Every line below should be copied exactly; drop the pictures.

>> start

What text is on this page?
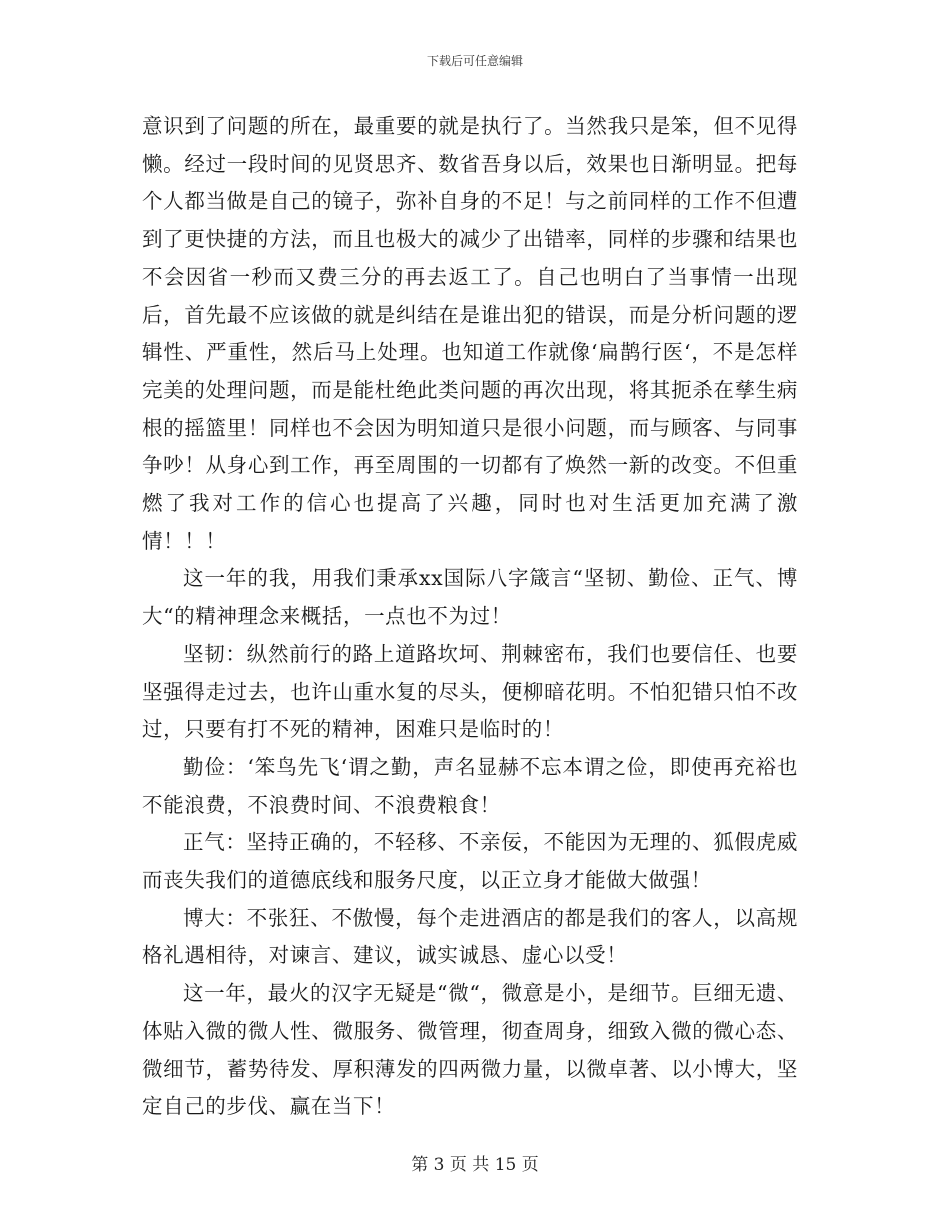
下载后可任意编辑

意识到了问题的所在，最重要的就是执行了。当然我只是笨，但不见得懒。经过一段时间的见贤思齐、数省吾身以后，效果也日渐明显。把每个人都当做是自己的镜子，弥补自身的不足！与之前同样的工作不但遭到了更快捷的方法，而且也极大的减少了出错率，同样的步骤和结果也不会因省一秒而又费三分的再去返工了。自己也明白了当事情一出现后，首先最不应该做的就是纠结在是谁出犯的错误，而是分析问题的逻辑性、严重性，然后马上处理。也知道工作就像‘扁鹊行医‘，不是怎样完美的处理问题，而是能杜绝此类问题的再次出现，将其扼杀在孳生病根的摇篮里！同样也不会因为明知道只是很小问题，而与顾客、与同事争吵！从身心到工作，再至周围的一切都有了焕然一新的改变。不但重燃了我对工作的信心也提高了兴趣，同时也对生活更加充满了激情！！！

这一年的我，用我们秉承xx国际八字箴言“坚韧、勤俭、正气、博大“的精神理念来概括，一点也不为过！

坚韧：纵然前行的路上道路坎坷、荆棘密布，我们也要信任、也要坚强得走过去，也许山重水复的尽头，便柳暗花明。不怕犯错只怕不改过，只要有打不死的精神，困难只是临时的！

勤俭：‘笨鸟先飞‘谓之勤，声名显赫不忘本谓之俭，即使再充裕也不能浪费，不浪费时间、不浪费粮食！

正气：坚持正确的，不轻移、不亲佞，不能因为无理的、狐假虎威而丧失我们的道德底线和服务尺度，以正立身才能做大做强！

博大：不张狂、不傲慢，每个走进酒店的都是我们的客人，以高规格礼遇相待，对谏言、建议，诚实诚恳、虚心以受！

这一年，最火的汉字无疑是“微“，微意是小，是细节。巨细无遗、体贴入微的微人性、微服务、微管理，彻查周身，细致入微的微心态、微细节，蓄势待发、厚积薄发的四两微力量，以微卓著、以小博大，坚定自己的步伐、赢在当下！

第 3 页 共 15 页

>> end

> WORKED ANSWER:
What text is on this page?
下载后可任意编辑

意识到了问题的所在，最重要的就是执行了。当然我只是笨，但不见得懒。经过一段时间的见贤思齐、数省吾身以后，效果也日渐明显。把每个人都当做是自己的镜子，弥补自身的不足！与之前同样的工作不但遭到了更快捷的方法，而且也极大的减少了出错率，同样的步骤和结果也不会因省一秒而又费三分的再去返工了。自己也明白了当事情一出现后，首先最不应该做的就是纠结在是谁出犯的错误，而是分析问题的逻辑性、严重性，然后马上处理。也知道工作就像‘扁鹊行医‘，不是怎样完美的处理问题，而是能杜绝此类问题的再次出现，将其扼杀在孳生病根的摇篮里！同样也不会因为明知道只是很小问题，而与顾客、与同事争吵！从身心到工作，再至周围的一切都有了焕然一新的改变。不但重燃了我对工作的信心也提高了兴趣，同时也对生活更加充满了激情！！！

这一年的我，用我们秉承xx国际八字箴言“坚韧、勤俭、正气、博大“的精神理念来概括，一点也不为过！

坚韧：纵然前行的路上道路坎坷、荆棘密布，我们也要信任、也要坚强得走过去，也许山重水复的尽头，便柳暗花明。不怕犯错只怕不改过，只要有打不死的精神，困难只是临时的！

勤俭：‘笨鸟先飞‘谓之勤，声名显赫不忘本谓之俭，即使再充裕也不能浪费，不浪费时间、不浪费粮食！

正气：坚持正确的，不轻移、不亲佞，不能因为无理的、狐假虎威而丧失我们的道德底线和服务尺度，以正立身才能做大做强！

博大：不张狂、不傲慢，每个走进酒店的都是我们的客人，以高规格礼遇相待，对谏言、建议，诚实诚恳、虚心以受！

这一年，最火的汉字无疑是“微“，微意是小，是细节。巨细无遗、体贴入微的微人性、微服务、微管理，彻查周身，细致入微的微心态、微细节，蓄势待发、厚积薄发的四两微力量，以微卓著、以小博大，坚定自己的步伐、赢在当下！

第 3 页 共 15 页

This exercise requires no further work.